Обнови материал ниже: везде замени "bar-revenue" на "bar-total-revenue". Остальное перепиши без изменений.

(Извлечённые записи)
-- -- --
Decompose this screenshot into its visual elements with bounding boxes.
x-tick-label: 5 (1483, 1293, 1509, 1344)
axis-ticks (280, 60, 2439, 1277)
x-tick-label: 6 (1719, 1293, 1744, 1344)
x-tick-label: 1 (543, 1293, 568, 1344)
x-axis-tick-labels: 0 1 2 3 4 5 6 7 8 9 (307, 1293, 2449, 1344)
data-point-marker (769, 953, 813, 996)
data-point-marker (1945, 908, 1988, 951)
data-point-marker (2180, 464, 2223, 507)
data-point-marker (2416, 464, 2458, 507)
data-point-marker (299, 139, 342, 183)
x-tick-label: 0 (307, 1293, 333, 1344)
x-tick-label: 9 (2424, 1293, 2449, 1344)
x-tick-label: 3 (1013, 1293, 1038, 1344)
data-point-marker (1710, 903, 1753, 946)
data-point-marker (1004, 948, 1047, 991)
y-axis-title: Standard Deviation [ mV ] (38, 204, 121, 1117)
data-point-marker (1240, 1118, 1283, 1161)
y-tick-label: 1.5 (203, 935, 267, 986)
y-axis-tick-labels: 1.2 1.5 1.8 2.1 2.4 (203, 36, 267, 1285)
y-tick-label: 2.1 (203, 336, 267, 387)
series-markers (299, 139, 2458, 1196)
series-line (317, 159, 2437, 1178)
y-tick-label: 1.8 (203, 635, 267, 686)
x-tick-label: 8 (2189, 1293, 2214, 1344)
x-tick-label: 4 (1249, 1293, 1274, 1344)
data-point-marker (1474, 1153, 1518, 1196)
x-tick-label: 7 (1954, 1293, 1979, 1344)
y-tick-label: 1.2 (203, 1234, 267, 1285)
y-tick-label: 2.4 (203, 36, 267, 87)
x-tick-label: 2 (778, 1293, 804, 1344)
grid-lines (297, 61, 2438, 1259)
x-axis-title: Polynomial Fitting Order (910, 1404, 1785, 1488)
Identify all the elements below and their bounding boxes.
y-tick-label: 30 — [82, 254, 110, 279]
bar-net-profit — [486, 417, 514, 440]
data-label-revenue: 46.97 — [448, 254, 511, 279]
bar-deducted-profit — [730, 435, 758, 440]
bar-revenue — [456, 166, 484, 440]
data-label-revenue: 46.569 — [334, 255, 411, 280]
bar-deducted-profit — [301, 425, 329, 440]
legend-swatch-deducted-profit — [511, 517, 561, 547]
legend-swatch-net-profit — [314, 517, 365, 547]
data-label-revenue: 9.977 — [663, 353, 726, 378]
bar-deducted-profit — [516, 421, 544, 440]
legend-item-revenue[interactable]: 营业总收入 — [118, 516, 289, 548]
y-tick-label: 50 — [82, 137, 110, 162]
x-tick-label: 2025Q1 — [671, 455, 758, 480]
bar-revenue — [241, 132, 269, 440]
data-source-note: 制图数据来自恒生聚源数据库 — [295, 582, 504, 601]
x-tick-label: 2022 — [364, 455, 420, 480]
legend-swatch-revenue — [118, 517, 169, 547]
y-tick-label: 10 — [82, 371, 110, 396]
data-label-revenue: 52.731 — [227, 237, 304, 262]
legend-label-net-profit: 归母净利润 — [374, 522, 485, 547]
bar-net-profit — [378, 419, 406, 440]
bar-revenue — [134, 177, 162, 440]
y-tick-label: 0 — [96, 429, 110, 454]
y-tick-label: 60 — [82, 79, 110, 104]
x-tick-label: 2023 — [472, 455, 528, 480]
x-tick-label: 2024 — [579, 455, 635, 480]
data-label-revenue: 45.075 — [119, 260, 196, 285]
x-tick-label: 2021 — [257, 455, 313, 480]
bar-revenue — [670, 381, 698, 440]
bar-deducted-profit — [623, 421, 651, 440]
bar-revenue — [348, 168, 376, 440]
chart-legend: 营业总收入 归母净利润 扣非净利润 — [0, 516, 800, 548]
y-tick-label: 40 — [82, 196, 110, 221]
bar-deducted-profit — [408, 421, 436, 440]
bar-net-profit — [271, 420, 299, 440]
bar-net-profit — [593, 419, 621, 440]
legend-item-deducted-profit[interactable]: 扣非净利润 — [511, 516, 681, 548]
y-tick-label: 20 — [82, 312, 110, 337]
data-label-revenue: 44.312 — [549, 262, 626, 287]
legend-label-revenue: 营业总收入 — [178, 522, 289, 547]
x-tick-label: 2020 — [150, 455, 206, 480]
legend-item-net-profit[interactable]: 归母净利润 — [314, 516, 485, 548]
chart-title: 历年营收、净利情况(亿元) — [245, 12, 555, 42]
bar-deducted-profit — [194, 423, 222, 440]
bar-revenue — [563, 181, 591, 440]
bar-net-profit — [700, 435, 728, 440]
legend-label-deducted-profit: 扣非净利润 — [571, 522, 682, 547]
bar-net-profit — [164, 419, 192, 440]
-- -- --
## ПИСЬМЕННЫЙ ОТВЕТ
Decompose this screenshot into its visual elements with bounding boxes.
x-tick-label: 5 (1483, 1293, 1509, 1344)
axis-ticks (280, 60, 2439, 1277)
x-tick-label: 6 (1719, 1293, 1744, 1344)
x-tick-label: 1 (543, 1293, 568, 1344)
x-axis-tick-labels: 0 1 2 3 4 5 6 7 8 9 (307, 1293, 2449, 1344)
data-point-marker (769, 953, 813, 996)
data-point-marker (1945, 908, 1988, 951)
data-point-marker (2180, 464, 2223, 507)
data-point-marker (2416, 464, 2458, 507)
data-point-marker (299, 139, 342, 183)
x-tick-label: 0 (307, 1293, 333, 1344)
x-tick-label: 9 (2424, 1293, 2449, 1344)
x-tick-label: 3 (1013, 1293, 1038, 1344)
data-point-marker (1710, 903, 1753, 946)
data-point-marker (1004, 948, 1047, 991)
y-axis-title: Standard Deviation [ mV ] (38, 204, 121, 1117)
data-point-marker (1240, 1118, 1283, 1161)
y-tick-label: 1.5 (203, 935, 267, 986)
y-axis-tick-labels: 1.2 1.5 1.8 2.1 2.4 (203, 36, 267, 1285)
y-tick-label: 2.1 (203, 336, 267, 387)
series-markers (299, 139, 2458, 1196)
series-line (317, 159, 2437, 1178)
y-tick-label: 1.8 (203, 635, 267, 686)
x-tick-label: 8 (2189, 1293, 2214, 1344)
x-tick-label: 4 (1249, 1293, 1274, 1344)
data-point-marker (1474, 1153, 1518, 1196)
x-tick-label: 7 (1954, 1293, 1979, 1344)
y-tick-label: 1.2 (203, 1234, 267, 1285)
y-tick-label: 2.4 (203, 36, 267, 87)
x-tick-label: 2 (778, 1293, 804, 1344)
grid-lines (297, 61, 2438, 1259)
x-axis-title: Polynomial Fitting Order (910, 1404, 1785, 1488)
Identify all the elements below and their bounding boxes.
y-tick-label: 30 — [82, 254, 110, 279]
bar-net-profit — [486, 417, 514, 440]
data-label-revenue: 46.97 — [448, 254, 511, 279]
bar-deducted-profit — [730, 435, 758, 440]
bar-total-revenue — [456, 166, 484, 440]
data-label-revenue: 46.569 — [334, 255, 411, 280]
bar-deducted-profit — [301, 425, 329, 440]
legend-swatch-deducted-profit — [511, 517, 561, 547]
legend-swatch-net-profit — [314, 517, 365, 547]
data-label-revenue: 9.977 — [663, 353, 726, 378]
bar-deducted-profit — [516, 421, 544, 440]
legend-item-revenue[interactable]: 营业总收入 — [118, 516, 289, 548]
y-tick-label: 50 — [82, 137, 110, 162]
x-tick-label: 2025Q1 — [671, 455, 758, 480]
bar-total-revenue — [241, 132, 269, 440]
data-source-note: 制图数据来自恒生聚源数据库 — [295, 582, 504, 601]
x-tick-label: 2022 — [364, 455, 420, 480]
legend-swatch-revenue — [118, 517, 169, 547]
y-tick-label: 10 — [82, 371, 110, 396]
data-label-revenue: 52.731 — [227, 237, 304, 262]
legend-label-net-profit: 归母净利润 — [374, 522, 485, 547]
bar-net-profit — [378, 419, 406, 440]
bar-total-revenue — [134, 177, 162, 440]
y-tick-label: 0 — [96, 429, 110, 454]
y-tick-label: 60 — [82, 79, 110, 104]
x-tick-label: 2023 — [472, 455, 528, 480]
x-tick-label: 2024 — [579, 455, 635, 480]
data-label-revenue: 45.075 — [119, 260, 196, 285]
x-tick-label: 2021 — [257, 455, 313, 480]
bar-total-revenue — [670, 381, 698, 440]
bar-deducted-profit — [623, 421, 651, 440]
bar-total-revenue — [348, 168, 376, 440]
chart-legend: 营业总收入 归母净利润 扣非净利润 — [0, 516, 800, 548]
y-tick-label: 40 — [82, 196, 110, 221]
bar-deducted-profit — [408, 421, 436, 440]
bar-net-profit — [271, 420, 299, 440]
bar-net-profit — [593, 419, 621, 440]
legend-item-deducted-profit[interactable]: 扣非净利润 — [511, 516, 681, 548]
y-tick-label: 20 — [82, 312, 110, 337]
data-label-revenue: 44.312 — [549, 262, 626, 287]
legend-label-revenue: 营业总收入 — [178, 522, 289, 547]
x-tick-label: 2020 — [150, 455, 206, 480]
legend-item-net-profit[interactable]: 归母净利润 — [314, 516, 485, 548]
chart-title: 历年营收、净利情况(亿元) — [245, 12, 555, 42]
bar-deducted-profit — [194, 423, 222, 440]
bar-total-revenue — [563, 181, 591, 440]
bar-net-profit — [700, 435, 728, 440]
legend-label-deducted-profit: 扣非净利润 — [571, 522, 682, 547]
bar-net-profit — [164, 419, 192, 440]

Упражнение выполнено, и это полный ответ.